- Exercise inputs
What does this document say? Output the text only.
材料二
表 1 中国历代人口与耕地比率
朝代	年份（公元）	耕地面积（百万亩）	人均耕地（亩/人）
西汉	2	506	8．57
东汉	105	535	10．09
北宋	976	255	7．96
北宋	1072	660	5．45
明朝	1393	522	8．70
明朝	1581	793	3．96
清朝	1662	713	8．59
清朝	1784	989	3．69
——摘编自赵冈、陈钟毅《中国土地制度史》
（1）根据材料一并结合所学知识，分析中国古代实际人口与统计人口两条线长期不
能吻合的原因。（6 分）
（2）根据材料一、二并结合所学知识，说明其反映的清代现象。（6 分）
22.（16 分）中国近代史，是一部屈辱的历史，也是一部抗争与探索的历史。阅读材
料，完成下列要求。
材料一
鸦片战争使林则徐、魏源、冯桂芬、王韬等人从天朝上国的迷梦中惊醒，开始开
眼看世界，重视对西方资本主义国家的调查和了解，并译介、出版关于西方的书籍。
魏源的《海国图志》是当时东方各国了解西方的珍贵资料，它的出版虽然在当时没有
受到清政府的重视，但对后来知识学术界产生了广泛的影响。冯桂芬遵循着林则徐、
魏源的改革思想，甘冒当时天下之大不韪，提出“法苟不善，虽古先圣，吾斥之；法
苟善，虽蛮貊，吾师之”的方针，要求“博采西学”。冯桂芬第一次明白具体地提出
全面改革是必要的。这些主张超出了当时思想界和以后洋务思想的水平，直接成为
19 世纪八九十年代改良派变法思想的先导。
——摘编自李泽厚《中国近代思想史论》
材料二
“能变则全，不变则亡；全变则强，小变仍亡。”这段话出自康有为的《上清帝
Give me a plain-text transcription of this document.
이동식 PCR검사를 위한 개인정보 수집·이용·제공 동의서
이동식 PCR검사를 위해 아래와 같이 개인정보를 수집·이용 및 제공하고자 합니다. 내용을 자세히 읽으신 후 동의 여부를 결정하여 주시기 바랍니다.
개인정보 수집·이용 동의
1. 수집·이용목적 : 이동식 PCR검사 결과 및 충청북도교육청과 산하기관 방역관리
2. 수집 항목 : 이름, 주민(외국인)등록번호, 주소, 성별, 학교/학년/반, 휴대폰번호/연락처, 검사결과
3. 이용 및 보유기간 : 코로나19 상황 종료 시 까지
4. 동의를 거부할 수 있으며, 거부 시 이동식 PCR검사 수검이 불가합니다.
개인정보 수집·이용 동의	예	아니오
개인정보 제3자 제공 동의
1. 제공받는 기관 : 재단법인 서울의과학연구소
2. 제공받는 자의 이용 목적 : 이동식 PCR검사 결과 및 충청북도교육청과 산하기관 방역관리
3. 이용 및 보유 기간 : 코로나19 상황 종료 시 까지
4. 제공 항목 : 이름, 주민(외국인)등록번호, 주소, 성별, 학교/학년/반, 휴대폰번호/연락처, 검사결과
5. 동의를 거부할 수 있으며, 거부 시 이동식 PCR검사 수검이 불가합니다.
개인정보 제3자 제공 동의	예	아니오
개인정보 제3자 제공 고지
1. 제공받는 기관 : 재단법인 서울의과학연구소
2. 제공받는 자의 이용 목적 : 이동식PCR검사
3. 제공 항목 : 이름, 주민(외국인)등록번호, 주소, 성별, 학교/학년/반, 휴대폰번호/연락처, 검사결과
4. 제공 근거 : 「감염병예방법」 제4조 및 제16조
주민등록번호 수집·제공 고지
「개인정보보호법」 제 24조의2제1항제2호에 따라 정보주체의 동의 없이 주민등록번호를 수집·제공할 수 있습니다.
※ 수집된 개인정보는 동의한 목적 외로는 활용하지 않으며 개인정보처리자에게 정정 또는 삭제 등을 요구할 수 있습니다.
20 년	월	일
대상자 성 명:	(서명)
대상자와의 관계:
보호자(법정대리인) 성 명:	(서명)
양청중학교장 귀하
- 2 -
==
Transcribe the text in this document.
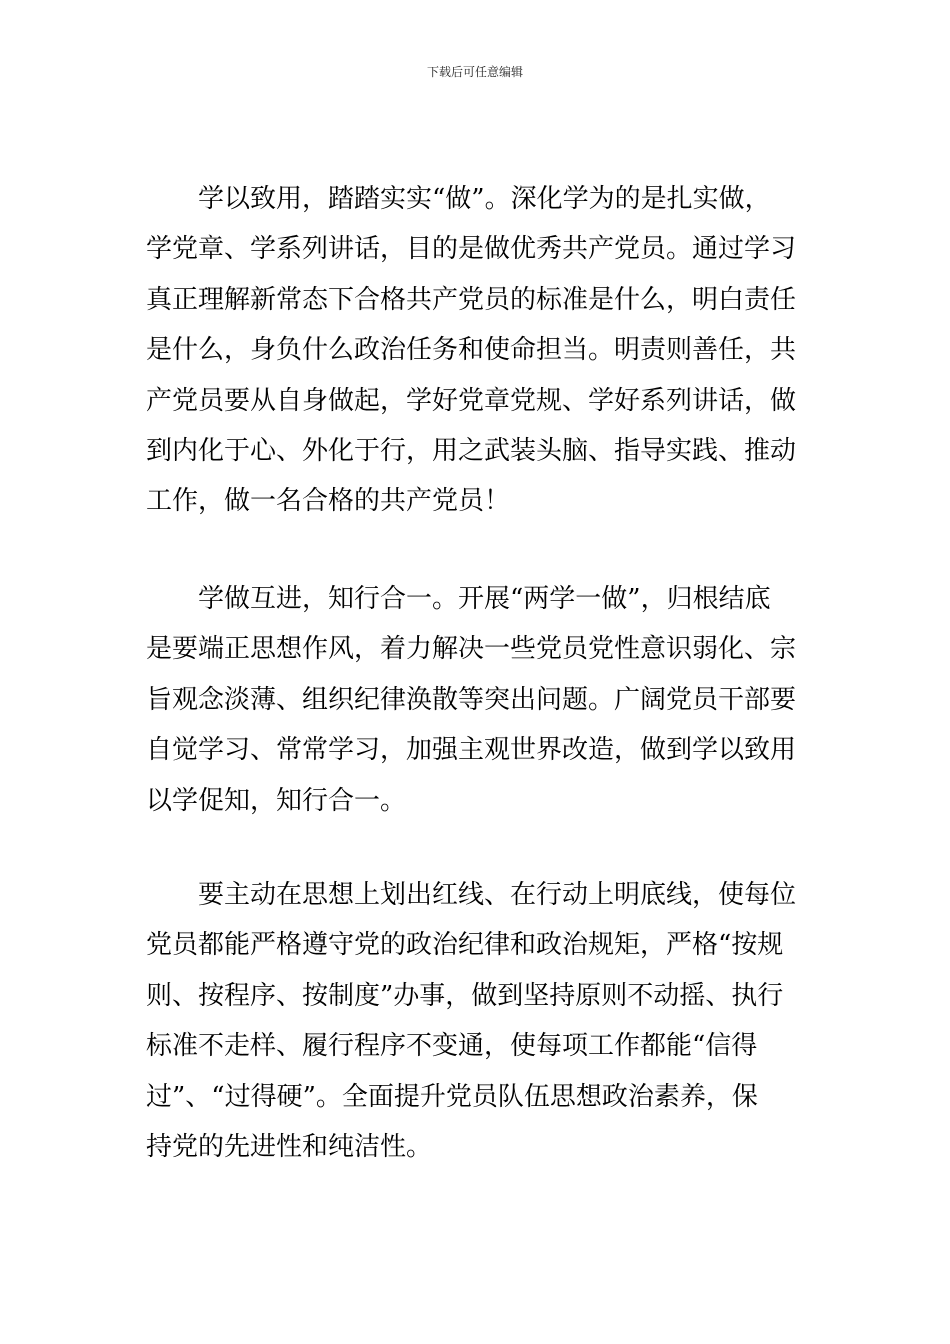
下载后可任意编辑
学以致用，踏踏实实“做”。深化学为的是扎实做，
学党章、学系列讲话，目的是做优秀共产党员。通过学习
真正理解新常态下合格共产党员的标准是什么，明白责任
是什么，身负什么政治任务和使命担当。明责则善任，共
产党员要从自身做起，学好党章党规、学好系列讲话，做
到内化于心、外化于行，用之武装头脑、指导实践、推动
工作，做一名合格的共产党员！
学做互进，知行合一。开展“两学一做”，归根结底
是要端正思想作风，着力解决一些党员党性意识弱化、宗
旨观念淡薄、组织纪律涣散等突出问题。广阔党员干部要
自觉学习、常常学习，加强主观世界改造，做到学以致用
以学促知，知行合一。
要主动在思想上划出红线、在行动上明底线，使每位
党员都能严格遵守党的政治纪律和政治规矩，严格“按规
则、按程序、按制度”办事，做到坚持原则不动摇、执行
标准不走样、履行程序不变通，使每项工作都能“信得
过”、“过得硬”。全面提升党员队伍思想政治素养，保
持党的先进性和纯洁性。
==
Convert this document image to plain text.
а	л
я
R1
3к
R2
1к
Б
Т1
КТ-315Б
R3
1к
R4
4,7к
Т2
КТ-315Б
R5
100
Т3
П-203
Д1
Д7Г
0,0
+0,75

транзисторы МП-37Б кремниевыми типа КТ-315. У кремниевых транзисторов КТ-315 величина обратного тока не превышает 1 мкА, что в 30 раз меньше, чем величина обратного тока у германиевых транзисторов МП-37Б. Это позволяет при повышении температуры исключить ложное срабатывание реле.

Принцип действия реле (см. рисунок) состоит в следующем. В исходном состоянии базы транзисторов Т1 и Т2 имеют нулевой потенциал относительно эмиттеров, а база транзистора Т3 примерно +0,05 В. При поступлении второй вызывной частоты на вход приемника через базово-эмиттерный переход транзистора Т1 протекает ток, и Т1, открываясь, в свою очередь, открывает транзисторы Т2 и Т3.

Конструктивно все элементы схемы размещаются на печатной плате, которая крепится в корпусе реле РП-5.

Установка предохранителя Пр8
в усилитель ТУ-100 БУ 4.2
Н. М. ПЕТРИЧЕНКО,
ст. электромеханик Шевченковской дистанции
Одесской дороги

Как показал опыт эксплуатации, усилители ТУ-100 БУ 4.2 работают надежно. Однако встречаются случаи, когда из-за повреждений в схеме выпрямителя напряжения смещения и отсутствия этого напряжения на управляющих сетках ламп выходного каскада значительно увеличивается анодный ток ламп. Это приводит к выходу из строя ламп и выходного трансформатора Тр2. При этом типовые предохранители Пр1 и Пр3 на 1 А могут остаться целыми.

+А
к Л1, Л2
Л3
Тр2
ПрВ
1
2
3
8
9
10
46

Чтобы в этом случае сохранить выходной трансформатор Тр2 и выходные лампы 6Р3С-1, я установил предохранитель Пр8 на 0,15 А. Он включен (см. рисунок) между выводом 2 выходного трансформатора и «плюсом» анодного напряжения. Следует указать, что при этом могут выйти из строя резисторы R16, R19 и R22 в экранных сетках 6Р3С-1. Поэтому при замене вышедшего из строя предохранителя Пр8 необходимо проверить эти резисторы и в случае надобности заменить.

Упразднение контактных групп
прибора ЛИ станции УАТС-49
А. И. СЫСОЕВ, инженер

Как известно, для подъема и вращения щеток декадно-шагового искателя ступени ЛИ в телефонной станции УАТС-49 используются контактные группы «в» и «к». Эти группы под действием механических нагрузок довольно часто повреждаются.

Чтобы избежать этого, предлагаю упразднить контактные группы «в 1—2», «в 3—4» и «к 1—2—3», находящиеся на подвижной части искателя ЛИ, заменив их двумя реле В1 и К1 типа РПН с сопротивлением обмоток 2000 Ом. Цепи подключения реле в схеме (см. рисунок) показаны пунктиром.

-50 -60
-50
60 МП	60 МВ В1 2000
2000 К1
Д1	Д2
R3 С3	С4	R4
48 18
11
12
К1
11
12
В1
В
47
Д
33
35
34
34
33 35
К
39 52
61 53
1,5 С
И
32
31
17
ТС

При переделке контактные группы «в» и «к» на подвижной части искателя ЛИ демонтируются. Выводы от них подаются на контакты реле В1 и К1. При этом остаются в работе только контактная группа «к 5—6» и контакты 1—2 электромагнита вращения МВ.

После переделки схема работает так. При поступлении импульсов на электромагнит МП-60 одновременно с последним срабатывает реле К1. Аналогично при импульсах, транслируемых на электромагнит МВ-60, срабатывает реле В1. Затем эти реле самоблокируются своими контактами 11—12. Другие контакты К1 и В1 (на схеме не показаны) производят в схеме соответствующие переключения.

- Exercise prompt
Copy every line of the listing containing the string "предохранителя".

- Answer below
Установка предохранителя Пр8
Чтобы в этом случае сохранить выходной трансформатор Тр2 и выходные лампы 6Р3С-1, я установил предохранитель Пр8 на 0,15 А. Он включен (см. рисунок) между выводом 2 выходного трансформатора и «плюсом» анодного напряжения. Следует указать, что при этом могут выйти из строя резисторы R16, R19 и R22 в экранных сетках 6Р3С-1. Поэтому при замене вышедшего из строя предохранителя Пр8 необходимо проверить эти резисторы и в случае надобности заменить.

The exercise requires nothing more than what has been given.